▶ DATASET RECORDS
════

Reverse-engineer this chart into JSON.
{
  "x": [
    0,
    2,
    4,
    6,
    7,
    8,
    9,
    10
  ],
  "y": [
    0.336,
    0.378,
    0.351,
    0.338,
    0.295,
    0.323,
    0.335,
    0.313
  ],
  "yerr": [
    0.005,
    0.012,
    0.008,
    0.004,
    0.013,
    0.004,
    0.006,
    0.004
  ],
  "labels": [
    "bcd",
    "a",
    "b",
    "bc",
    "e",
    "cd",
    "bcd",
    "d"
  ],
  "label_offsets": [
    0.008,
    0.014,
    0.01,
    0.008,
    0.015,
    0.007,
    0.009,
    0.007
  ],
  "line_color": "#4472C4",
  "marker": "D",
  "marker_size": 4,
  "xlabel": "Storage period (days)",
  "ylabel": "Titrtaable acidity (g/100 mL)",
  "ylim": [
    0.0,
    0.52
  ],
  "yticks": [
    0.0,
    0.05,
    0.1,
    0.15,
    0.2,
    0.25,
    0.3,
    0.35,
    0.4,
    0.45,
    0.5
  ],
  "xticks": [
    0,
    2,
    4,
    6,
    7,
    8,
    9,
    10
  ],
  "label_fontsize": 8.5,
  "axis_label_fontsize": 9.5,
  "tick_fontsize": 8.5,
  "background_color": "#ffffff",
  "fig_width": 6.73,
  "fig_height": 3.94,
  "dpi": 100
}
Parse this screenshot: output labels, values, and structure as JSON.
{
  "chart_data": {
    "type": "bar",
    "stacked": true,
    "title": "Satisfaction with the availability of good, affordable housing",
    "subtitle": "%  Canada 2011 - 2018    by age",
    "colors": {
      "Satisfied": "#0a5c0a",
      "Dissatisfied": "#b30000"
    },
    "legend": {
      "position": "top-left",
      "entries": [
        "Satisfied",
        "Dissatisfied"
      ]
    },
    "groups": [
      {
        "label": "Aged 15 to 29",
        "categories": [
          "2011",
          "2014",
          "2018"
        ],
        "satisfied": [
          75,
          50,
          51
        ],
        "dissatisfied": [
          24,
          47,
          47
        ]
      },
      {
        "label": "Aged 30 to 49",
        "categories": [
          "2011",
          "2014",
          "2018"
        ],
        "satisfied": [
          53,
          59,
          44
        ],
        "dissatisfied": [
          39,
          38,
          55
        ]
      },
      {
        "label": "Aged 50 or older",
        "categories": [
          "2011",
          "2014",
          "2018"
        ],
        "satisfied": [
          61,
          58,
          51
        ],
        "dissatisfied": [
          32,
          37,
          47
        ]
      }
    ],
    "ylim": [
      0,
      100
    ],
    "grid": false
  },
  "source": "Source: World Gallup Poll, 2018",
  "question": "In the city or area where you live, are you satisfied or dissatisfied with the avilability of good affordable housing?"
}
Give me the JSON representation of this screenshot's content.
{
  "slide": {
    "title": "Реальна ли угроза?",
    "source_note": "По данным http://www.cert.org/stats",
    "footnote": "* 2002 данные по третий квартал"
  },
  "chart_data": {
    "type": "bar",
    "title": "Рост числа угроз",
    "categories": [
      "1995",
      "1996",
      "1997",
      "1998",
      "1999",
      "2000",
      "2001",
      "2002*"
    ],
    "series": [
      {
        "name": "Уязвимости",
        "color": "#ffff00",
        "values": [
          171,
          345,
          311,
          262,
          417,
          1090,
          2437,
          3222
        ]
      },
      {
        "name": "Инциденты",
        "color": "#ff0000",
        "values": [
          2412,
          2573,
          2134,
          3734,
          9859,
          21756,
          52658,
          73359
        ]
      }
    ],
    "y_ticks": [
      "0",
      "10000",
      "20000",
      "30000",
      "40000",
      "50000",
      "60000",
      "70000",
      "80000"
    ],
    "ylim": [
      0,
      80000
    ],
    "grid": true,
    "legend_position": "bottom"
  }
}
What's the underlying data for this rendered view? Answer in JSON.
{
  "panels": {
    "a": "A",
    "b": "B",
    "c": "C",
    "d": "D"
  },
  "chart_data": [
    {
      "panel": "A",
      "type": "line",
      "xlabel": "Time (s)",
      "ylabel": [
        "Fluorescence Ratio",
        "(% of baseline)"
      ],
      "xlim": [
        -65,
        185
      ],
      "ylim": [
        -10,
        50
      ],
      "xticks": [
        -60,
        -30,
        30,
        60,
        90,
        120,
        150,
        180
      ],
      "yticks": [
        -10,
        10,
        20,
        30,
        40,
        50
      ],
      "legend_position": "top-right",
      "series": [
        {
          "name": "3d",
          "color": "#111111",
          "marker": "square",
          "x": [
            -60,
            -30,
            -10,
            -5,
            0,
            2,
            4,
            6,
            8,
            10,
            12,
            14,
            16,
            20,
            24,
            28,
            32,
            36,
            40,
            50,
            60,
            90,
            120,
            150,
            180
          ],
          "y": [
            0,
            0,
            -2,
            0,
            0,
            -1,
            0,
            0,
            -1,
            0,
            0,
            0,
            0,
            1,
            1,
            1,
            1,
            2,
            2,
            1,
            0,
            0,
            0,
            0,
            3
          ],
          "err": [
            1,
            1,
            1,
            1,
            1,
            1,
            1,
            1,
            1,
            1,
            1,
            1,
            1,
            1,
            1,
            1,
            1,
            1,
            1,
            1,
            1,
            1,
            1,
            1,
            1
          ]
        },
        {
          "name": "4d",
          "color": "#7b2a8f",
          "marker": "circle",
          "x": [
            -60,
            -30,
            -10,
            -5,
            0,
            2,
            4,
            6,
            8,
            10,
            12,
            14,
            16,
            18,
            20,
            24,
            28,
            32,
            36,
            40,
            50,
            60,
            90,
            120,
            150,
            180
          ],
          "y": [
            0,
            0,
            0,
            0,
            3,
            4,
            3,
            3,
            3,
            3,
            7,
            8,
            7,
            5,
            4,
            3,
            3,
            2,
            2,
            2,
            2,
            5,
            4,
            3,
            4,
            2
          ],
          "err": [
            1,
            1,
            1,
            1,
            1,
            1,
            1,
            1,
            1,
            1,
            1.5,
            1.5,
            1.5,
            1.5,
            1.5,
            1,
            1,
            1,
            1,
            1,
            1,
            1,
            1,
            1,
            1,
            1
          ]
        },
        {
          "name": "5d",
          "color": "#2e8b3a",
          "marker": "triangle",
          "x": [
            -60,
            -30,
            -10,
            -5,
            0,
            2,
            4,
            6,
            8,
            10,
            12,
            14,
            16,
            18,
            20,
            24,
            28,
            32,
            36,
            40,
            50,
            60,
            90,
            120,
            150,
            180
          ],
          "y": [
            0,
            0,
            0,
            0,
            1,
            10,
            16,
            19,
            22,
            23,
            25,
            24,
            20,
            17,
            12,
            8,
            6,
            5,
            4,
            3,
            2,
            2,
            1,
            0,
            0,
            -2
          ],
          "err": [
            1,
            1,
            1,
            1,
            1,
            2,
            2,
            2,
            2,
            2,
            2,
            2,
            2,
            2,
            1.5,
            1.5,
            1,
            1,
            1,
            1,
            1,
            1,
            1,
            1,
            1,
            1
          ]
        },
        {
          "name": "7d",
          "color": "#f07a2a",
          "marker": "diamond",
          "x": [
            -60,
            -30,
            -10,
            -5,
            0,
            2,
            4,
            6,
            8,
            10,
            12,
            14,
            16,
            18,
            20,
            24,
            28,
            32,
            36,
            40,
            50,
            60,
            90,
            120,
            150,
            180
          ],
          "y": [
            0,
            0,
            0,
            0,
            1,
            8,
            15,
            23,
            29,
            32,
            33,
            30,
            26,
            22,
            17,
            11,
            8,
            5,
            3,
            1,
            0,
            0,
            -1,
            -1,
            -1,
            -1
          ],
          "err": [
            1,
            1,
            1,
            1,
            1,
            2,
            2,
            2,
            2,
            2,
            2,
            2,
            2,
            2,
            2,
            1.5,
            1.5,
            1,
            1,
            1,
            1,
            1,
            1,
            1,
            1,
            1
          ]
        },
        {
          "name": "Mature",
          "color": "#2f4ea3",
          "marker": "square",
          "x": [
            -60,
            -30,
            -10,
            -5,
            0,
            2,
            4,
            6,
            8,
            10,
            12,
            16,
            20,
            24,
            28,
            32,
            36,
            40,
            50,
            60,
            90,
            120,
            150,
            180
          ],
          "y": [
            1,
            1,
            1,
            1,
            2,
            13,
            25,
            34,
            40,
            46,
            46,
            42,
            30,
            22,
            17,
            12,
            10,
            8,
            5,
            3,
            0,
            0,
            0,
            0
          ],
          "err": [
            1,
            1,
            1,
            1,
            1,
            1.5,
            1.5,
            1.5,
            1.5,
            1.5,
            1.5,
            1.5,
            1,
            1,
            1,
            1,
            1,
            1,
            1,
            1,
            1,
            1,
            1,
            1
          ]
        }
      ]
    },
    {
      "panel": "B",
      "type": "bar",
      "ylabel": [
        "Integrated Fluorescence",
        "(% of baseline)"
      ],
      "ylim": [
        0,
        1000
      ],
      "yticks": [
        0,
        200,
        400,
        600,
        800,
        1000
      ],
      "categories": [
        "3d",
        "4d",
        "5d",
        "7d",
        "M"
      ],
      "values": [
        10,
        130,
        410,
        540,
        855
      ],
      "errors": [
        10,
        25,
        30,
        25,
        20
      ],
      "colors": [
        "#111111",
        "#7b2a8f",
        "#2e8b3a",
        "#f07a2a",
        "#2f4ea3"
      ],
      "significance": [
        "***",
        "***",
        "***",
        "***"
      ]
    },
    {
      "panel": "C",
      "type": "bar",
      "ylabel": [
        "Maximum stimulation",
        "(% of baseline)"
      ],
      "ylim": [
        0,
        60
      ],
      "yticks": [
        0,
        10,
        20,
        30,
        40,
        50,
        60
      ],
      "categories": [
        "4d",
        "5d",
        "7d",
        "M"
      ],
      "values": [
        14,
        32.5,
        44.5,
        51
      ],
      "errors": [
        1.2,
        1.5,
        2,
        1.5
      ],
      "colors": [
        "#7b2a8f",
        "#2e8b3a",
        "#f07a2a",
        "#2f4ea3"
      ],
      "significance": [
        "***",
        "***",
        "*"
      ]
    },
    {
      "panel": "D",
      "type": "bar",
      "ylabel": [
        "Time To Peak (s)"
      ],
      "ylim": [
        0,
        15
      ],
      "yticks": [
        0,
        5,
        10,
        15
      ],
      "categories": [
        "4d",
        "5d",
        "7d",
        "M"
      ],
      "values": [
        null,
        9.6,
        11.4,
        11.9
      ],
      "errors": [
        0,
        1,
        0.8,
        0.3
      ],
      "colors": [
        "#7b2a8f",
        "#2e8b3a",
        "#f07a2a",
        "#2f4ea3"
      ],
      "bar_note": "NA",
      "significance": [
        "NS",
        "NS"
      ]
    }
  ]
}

════

Read the entries and show each line that mentions "Aged".

▶ COMPLETE OUTPUT
        "label": "Aged 15 to 29",
        "label": "Aged 30 to 49",
        "label": "Aged 50 or older",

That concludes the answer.